### THE EXERCISE:
Copy every line of the items below word for word, leaving out the pictures.
******
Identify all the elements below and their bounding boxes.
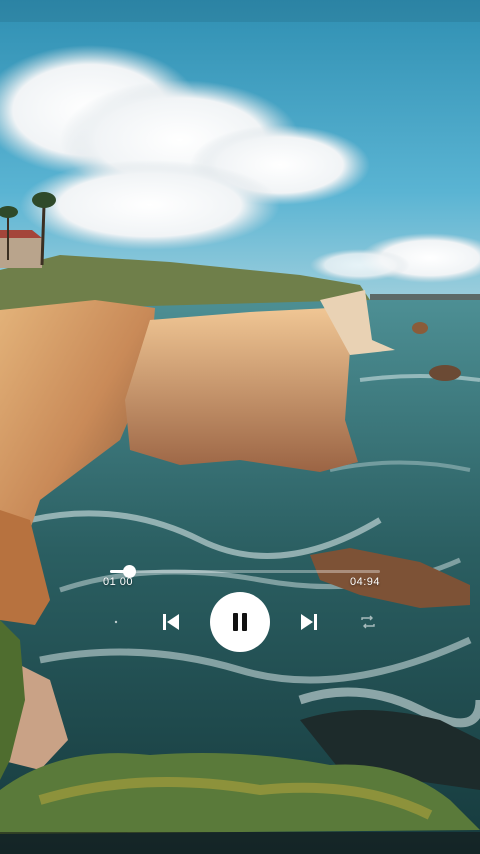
skip-previous-icon: [163, 614, 179, 630]
seek-bar[interactable]: [110, 565, 380, 578]
next-button[interactable]: [296, 609, 322, 635]
play-pause-button[interactable]: [210, 592, 270, 652]
repeat-button[interactable]: [358, 612, 378, 632]
skip-next-icon: [301, 614, 317, 630]
elapsed-time: 01 00: [103, 576, 134, 588]
background-video-frame: [0, 0, 480, 854]
pause-icon: [233, 613, 247, 631]
shuffle-button[interactable]: [108, 614, 124, 630]
total-time: 04:94: [350, 576, 381, 588]
previous-button[interactable]: [158, 609, 184, 635]
media-controls: 01 00 04:94: [0, 560, 480, 670]
shuffle-icon: [114, 620, 118, 624]
status-bar-area: [0, 0, 480, 22]
bottom-bar-area: [0, 832, 480, 854]
repeat-icon: [361, 615, 375, 629]
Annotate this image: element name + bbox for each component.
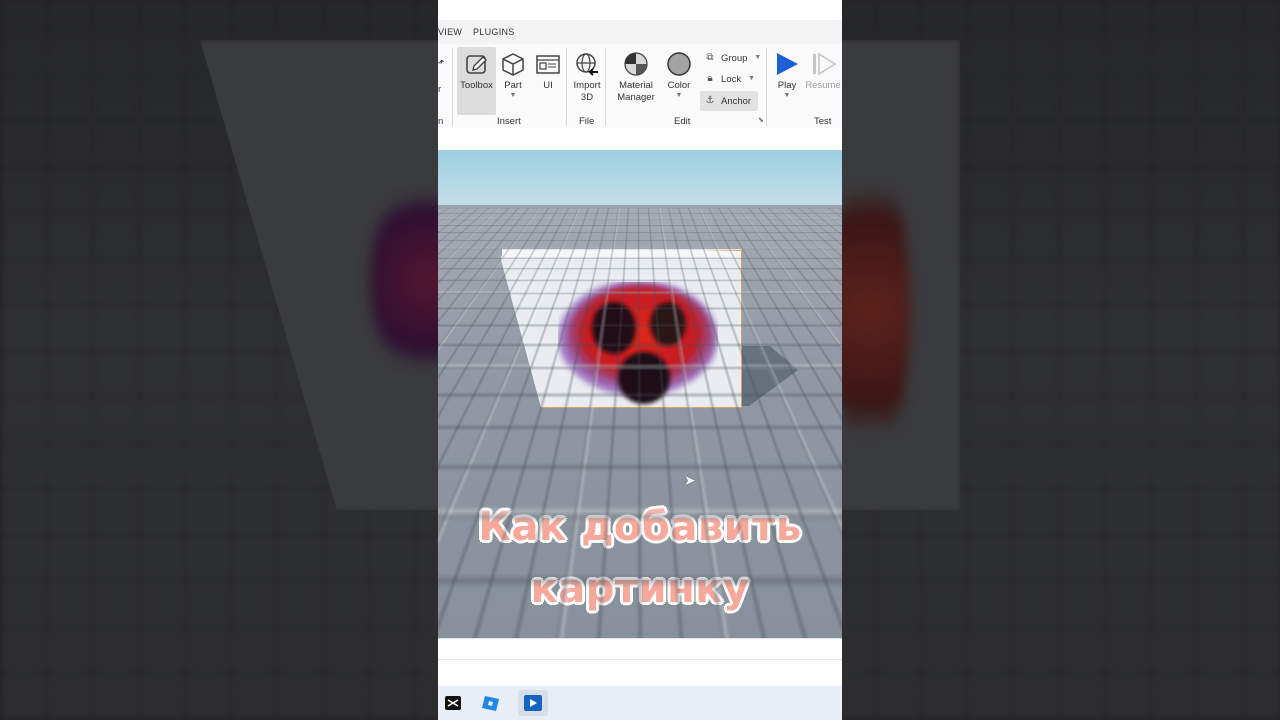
capcut-icon[interactable] (438, 690, 468, 716)
chevron-down-icon[interactable]: ▼ (784, 92, 791, 100)
ribbon-tabs: VIEW PLUGINS (438, 20, 842, 44)
video-player-icon[interactable] (518, 690, 548, 716)
color-label: Color (668, 80, 691, 92)
color-button[interactable]: Color ▼ (665, 51, 693, 100)
ui-frame-icon (535, 51, 561, 77)
cutoff-group-label: n (438, 116, 443, 127)
group-label: Group (721, 53, 747, 64)
separator (566, 48, 567, 126)
ui-label: UI (543, 80, 553, 92)
status-bar (438, 638, 842, 687)
color-swatch-icon (666, 51, 692, 77)
globe-import-icon (574, 51, 600, 77)
part-button[interactable]: Part ▼ (499, 51, 527, 100)
group-label-test: Test (814, 116, 831, 127)
taskbar (438, 686, 842, 720)
separator (605, 48, 606, 126)
anchor-button[interactable]: ⚓︎ Anchor (700, 91, 758, 111)
import-3d-label-line2: 3D (581, 92, 593, 104)
status-divider (438, 659, 842, 660)
toolbox-icon (464, 51, 490, 77)
resume-icon (810, 51, 836, 77)
ui-button[interactable]: UI (534, 51, 562, 92)
group-button[interactable]: ⧉ Group ▼ (704, 52, 761, 64)
group-label-insert: Insert (497, 116, 521, 127)
separator (452, 48, 453, 126)
material-sphere-icon (623, 51, 649, 77)
cutoff-label: r (438, 84, 441, 95)
lock-icon: 🔒︎ (704, 73, 716, 85)
tab-plugins[interactable]: PLUGINS (473, 27, 515, 37)
3d-viewport[interactable]: ➤ Как добавить картинку (438, 150, 842, 638)
cutoff-icon: ⬏ (438, 58, 444, 69)
resume-button[interactable]: Resume (805, 51, 841, 92)
material-manager-label-line1: Material (619, 80, 653, 92)
play-icon (774, 51, 800, 77)
material-manager-label-line2: Manager (617, 92, 655, 104)
cube-icon (500, 51, 526, 77)
anchor-label: Anchor (721, 96, 751, 107)
material-manager-button[interactable]: Material Manager (616, 51, 656, 104)
lock-label: Lock (721, 74, 741, 85)
toolbox-label: Toolbox (460, 80, 493, 92)
toolbar-gap (438, 128, 842, 150)
anchor-icon: ⚓︎ (704, 95, 716, 107)
chevron-down-icon[interactable]: ▼ (510, 92, 517, 100)
caption-line-1: Как добавить (438, 504, 842, 550)
tab-view[interactable]: VIEW (438, 27, 462, 37)
resume-label: Resume (805, 80, 840, 92)
separator (766, 48, 767, 126)
group-label-edit: Edit (674, 116, 690, 127)
mouse-cursor-icon: ➤ (684, 473, 696, 487)
chevron-down-icon[interactable]: ▼ (754, 54, 761, 62)
face-decal-image[interactable] (558, 282, 718, 408)
play-button[interactable]: Play ▼ (774, 51, 800, 100)
group-icon: ⧉ (704, 52, 716, 64)
group-label-file: File (579, 116, 594, 127)
part-label: Part (504, 80, 521, 92)
part-top-face (502, 249, 742, 257)
caption-line-2: картинку (438, 566, 842, 612)
lock-button[interactable]: 🔒︎ Lock ▼ (704, 73, 755, 85)
title-strip (438, 0, 842, 21)
sky (438, 150, 842, 208)
chevron-down-icon[interactable]: ▼ (676, 92, 683, 100)
roblox-studio-icon[interactable] (476, 690, 506, 716)
horizon (438, 205, 842, 209)
chevron-down-icon[interactable]: ▼ (748, 75, 755, 83)
import-3d-button[interactable]: Import 3D (570, 51, 604, 104)
studio-window: VIEW PLUGINS ⬏ r n Toolbox Part ▼ UI Ins… (438, 0, 842, 720)
play-label: Play (778, 80, 796, 92)
toolbox-button[interactable]: Toolbox (457, 47, 496, 115)
expand-group-icon[interactable]: ⬊ (758, 116, 764, 124)
import-3d-label-line1: Import (574, 80, 601, 92)
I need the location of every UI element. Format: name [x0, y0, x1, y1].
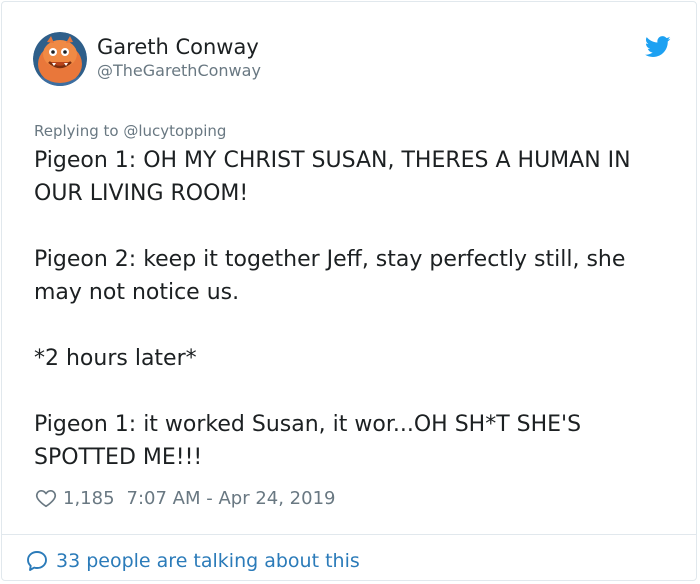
- conversation-label[interactable]: 33 people are talking about this: [56, 550, 360, 572]
- like-count[interactable]: 1,185: [63, 488, 115, 509]
- tweet-paragraph: Pigeon 1: it worked Susan, it wor...OH S…: [34, 412, 582, 470]
- author-block[interactable]: Gareth Conway @TheGarethConway: [97, 34, 261, 81]
- tweet-meta: 1,185 7:07 AM - Apr 24, 2019: [35, 485, 335, 511]
- footer-divider: [2, 534, 696, 535]
- tweet-header: Gareth Conway @TheGarethConway: [33, 32, 673, 90]
- avatar-image: [33, 32, 87, 86]
- avatar[interactable]: [33, 32, 87, 86]
- tweet-paragraph: Pigeon 1: OH MY CHRIST SUSAN, THERES A H…: [34, 148, 631, 206]
- heart-icon[interactable]: [35, 487, 57, 509]
- author-handle[interactable]: @TheGarethConway: [97, 61, 261, 81]
- tweet-paragraph: *2 hours later*: [34, 346, 197, 371]
- tweet-text: Pigeon 1: OH MY CHRIST SUSAN, THERES A H…: [34, 144, 674, 474]
- tweet-card: Gareth Conway @TheGarethConway Replying …: [1, 1, 697, 581]
- twitter-bird-icon[interactable]: [644, 36, 671, 58]
- replying-to: Replying to @lucytopping: [34, 122, 226, 140]
- tweet-timestamp[interactable]: 7:07 AM - Apr 24, 2019: [127, 488, 336, 509]
- tweet-paragraph: Pigeon 2: keep it together Jeff, stay pe…: [34, 247, 626, 305]
- reply-mention-link[interactable]: @lucytopping: [123, 122, 226, 140]
- author-display-name[interactable]: Gareth Conway: [97, 34, 261, 60]
- conversation-link[interactable]: 33 people are talking about this: [25, 547, 360, 575]
- speech-bubble-icon: [27, 551, 47, 571]
- replying-to-prefix: Replying to: [34, 122, 124, 140]
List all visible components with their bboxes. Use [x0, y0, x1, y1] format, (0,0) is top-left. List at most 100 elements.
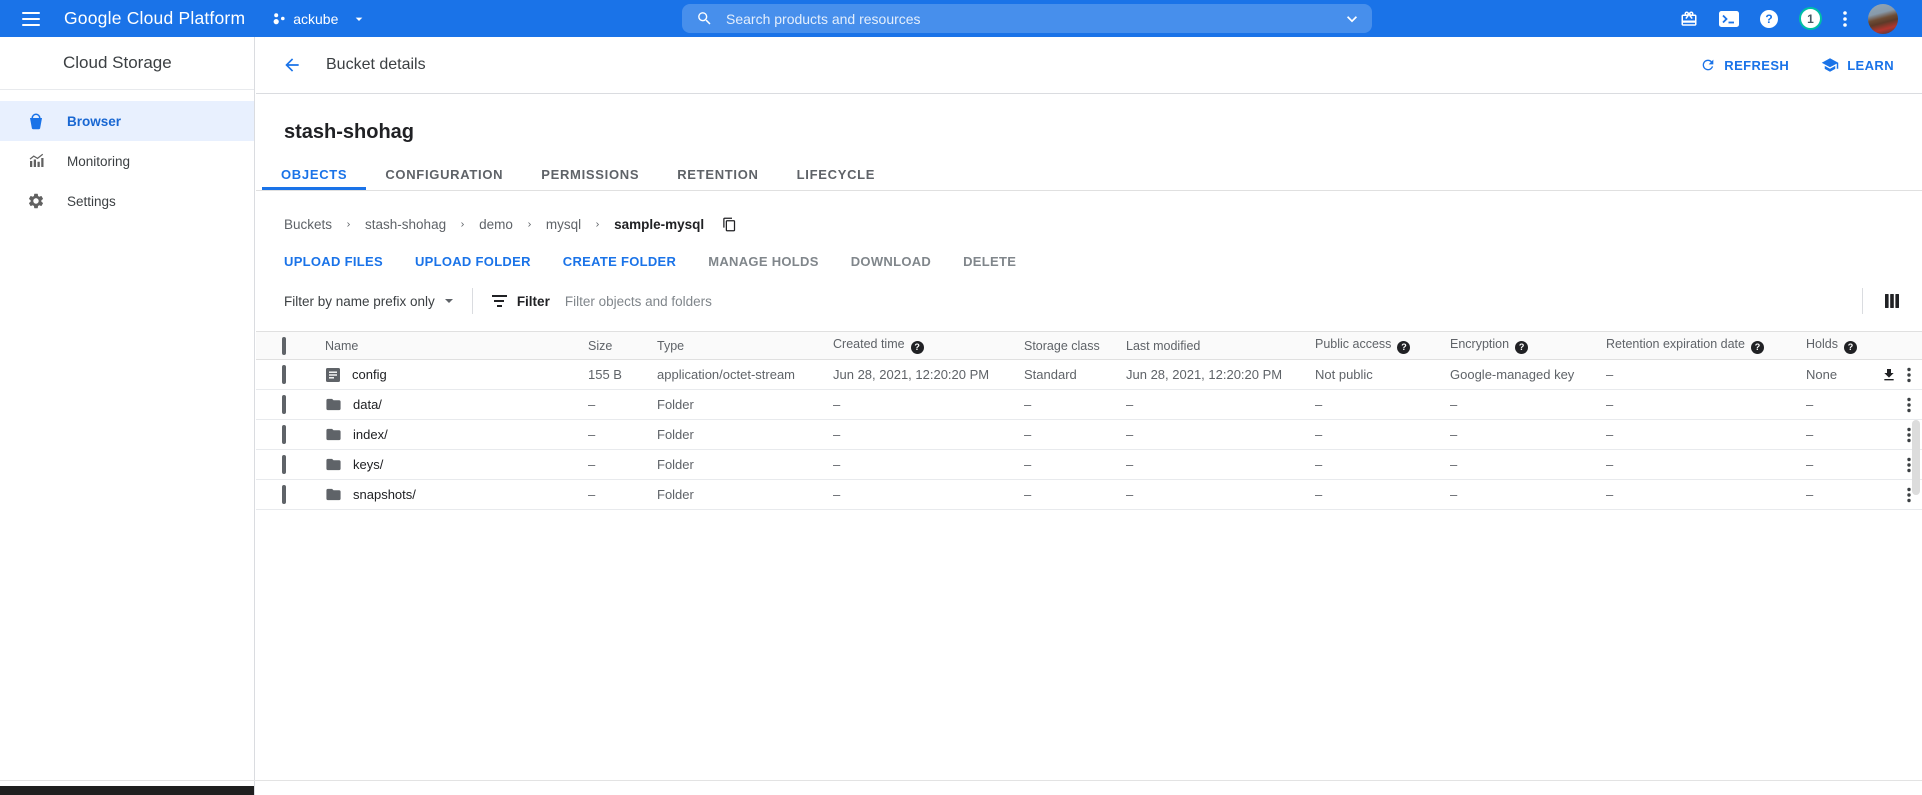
******
### FULL RESPONSE:
Identify all the elements below and their bounding boxes.
skip-previous-icon: [163, 614, 179, 630]
seek-bar[interactable]: [110, 565, 380, 578]
next-button[interactable]: [296, 609, 322, 635]
play-pause-button[interactable]: [210, 592, 270, 652]
repeat-button[interactable]: [358, 612, 378, 632]
skip-next-icon: [301, 614, 317, 630]
elapsed-time: 01 00: [103, 576, 134, 588]
background-video-frame: [0, 0, 480, 854]
pause-icon: [233, 613, 247, 631]
shuffle-button[interactable]: [108, 614, 124, 630]
total-time: 04:94: [350, 576, 381, 588]
previous-button[interactable]: [158, 609, 184, 635]
media-controls: 01 00 04:94: [0, 560, 480, 670]
shuffle-icon: [114, 620, 118, 624]
status-bar-area: [0, 0, 480, 22]
bottom-bar-area: [0, 832, 480, 854]
repeat-icon: [361, 615, 375, 629]
Annotate this image: element name + bbox for each component.
capcut-icon[interactable] (438, 690, 468, 716)
chevron-down-icon[interactable]: ▼ (784, 92, 791, 100)
ribbon-tabs: VIEW PLUGINS (438, 20, 842, 44)
video-player-icon[interactable] (518, 690, 548, 716)
color-label: Color (668, 80, 691, 92)
color-button[interactable]: Color ▼ (665, 51, 693, 100)
ui-frame-icon (535, 51, 561, 77)
cutoff-group-label: n (438, 116, 443, 127)
group-label: Group (721, 53, 747, 64)
separator (566, 48, 567, 126)
ui-label: UI (543, 80, 553, 92)
status-bar (438, 638, 842, 687)
color-swatch-icon (666, 51, 692, 77)
globe-import-icon (574, 51, 600, 77)
part-button[interactable]: Part ▼ (499, 51, 527, 100)
group-label-test: Test (814, 116, 831, 127)
taskbar (438, 686, 842, 720)
separator (605, 48, 606, 126)
anchor-button[interactable]: ⚓︎ Anchor (700, 91, 758, 111)
import-3d-label-line2: 3D (581, 92, 593, 104)
status-divider (438, 659, 842, 660)
toolbox-icon (464, 51, 490, 77)
resume-icon (810, 51, 836, 77)
ui-button[interactable]: UI (534, 51, 562, 92)
group-button[interactable]: ⧉ Group ▼ (704, 52, 761, 64)
group-label-insert: Insert (497, 116, 521, 127)
separator (452, 48, 453, 126)
material-sphere-icon (623, 51, 649, 77)
cutoff-label: r (438, 84, 441, 95)
lock-icon: 🔒︎ (704, 73, 716, 85)
tab-plugins[interactable]: PLUGINS (473, 27, 515, 37)
3d-viewport[interactable]: ➤ Как добавить картинку (438, 150, 842, 638)
cutoff-icon: ⬏ (438, 58, 444, 69)
resume-button[interactable]: Resume (805, 51, 841, 92)
material-manager-label-line1: Material (619, 80, 653, 92)
play-icon (774, 51, 800, 77)
material-manager-label-line2: Manager (617, 92, 655, 104)
cube-icon (500, 51, 526, 77)
anchor-label: Anchor (721, 96, 751, 107)
material-manager-button[interactable]: Material Manager (616, 51, 656, 104)
lock-label: Lock (721, 74, 741, 85)
toolbox-label: Toolbox (460, 80, 493, 92)
toolbar-gap (438, 128, 842, 150)
anchor-icon: ⚓︎ (704, 95, 716, 107)
chevron-down-icon[interactable]: ▼ (510, 92, 517, 100)
caption-line-1: Как добавить (438, 504, 842, 550)
tab-view[interactable]: VIEW (438, 27, 462, 37)
resume-label: Resume (805, 80, 840, 92)
separator (766, 48, 767, 126)
group-label-edit: Edit (674, 116, 690, 127)
mouse-cursor-icon: ➤ (684, 473, 696, 487)
chevron-down-icon[interactable]: ▼ (754, 54, 761, 62)
face-decal-image[interactable] (558, 282, 718, 408)
play-button[interactable]: Play ▼ (774, 51, 800, 100)
group-icon: ⧉ (704, 52, 716, 64)
group-label-file: File (579, 116, 594, 127)
part-label: Part (504, 80, 521, 92)
part-top-face (502, 249, 742, 257)
caption-line-2: картинку (438, 566, 842, 612)
lock-button[interactable]: 🔒︎ Lock ▼ (704, 73, 755, 85)
title-strip (438, 0, 842, 21)
sky (438, 150, 842, 208)
chevron-down-icon[interactable]: ▼ (676, 92, 683, 100)
roblox-studio-icon[interactable] (476, 690, 506, 716)
horizon (438, 205, 842, 209)
chevron-down-icon[interactable]: ▼ (748, 75, 755, 83)
import-3d-button[interactable]: Import 3D (570, 51, 604, 104)
studio-window: VIEW PLUGINS ⬏ r n Toolbox Part ▼ UI Ins… (438, 0, 842, 720)
play-label: Play (778, 80, 796, 92)
toolbox-button[interactable]: Toolbox (457, 47, 496, 115)
expand-group-icon[interactable]: ⬊ (758, 116, 764, 124)
import-3d-label-line1: Import (574, 80, 601, 92)
I need the location of every UI element. Format: name [x0, y0, x1, y1].
- conversation-label[interactable]: 33 people are talking about this: [56, 550, 360, 572]
- like-count[interactable]: 1,185: [63, 488, 115, 509]
- tweet-paragraph: Pigeon 1: it worked Susan, it wor...OH S…: [34, 412, 582, 470]
- author-block[interactable]: Gareth Conway @TheGarethConway: [97, 34, 261, 81]
- tweet-meta: 1,185 7:07 AM - Apr 24, 2019: [35, 485, 335, 511]
- footer-divider: [2, 534, 696, 535]
- tweet-header: Gareth Conway @TheGarethConway: [33, 32, 673, 90]
- avatar-image: [33, 32, 87, 86]
- avatar[interactable]: [33, 32, 87, 86]
- tweet-paragraph: Pigeon 1: OH MY CHRIST SUSAN, THERES A H…: [34, 148, 631, 206]
- heart-icon[interactable]: [35, 487, 57, 509]
- author-handle[interactable]: @TheGarethConway: [97, 61, 261, 81]
- tweet-paragraph: *2 hours later*: [34, 346, 197, 371]
- tweet-text: Pigeon 1: OH MY CHRIST SUSAN, THERES A H…: [34, 144, 674, 474]
- tweet-card: Gareth Conway @TheGarethConway Replying …: [1, 1, 697, 581]
- twitter-bird-icon[interactable]: [644, 36, 671, 58]
- replying-to: Replying to @lucytopping: [34, 122, 226, 140]
- tweet-timestamp[interactable]: 7:07 AM - Apr 24, 2019: [127, 488, 336, 509]
- tweet-paragraph: Pigeon 2: keep it together Jeff, stay pe…: [34, 247, 626, 305]
- reply-mention-link[interactable]: @lucytopping: [123, 122, 226, 140]
- author-display-name[interactable]: Gareth Conway: [97, 34, 261, 60]
- conversation-link[interactable]: 33 people are talking about this: [25, 547, 360, 575]
- speech-bubble-icon: [27, 551, 47, 571]
- replying-to-prefix: Replying to: [34, 122, 124, 140]
List all visible components with their bboxes. Use [x0, y0, x1, y1] format, (0,0) is top-left. List at most 100 elements.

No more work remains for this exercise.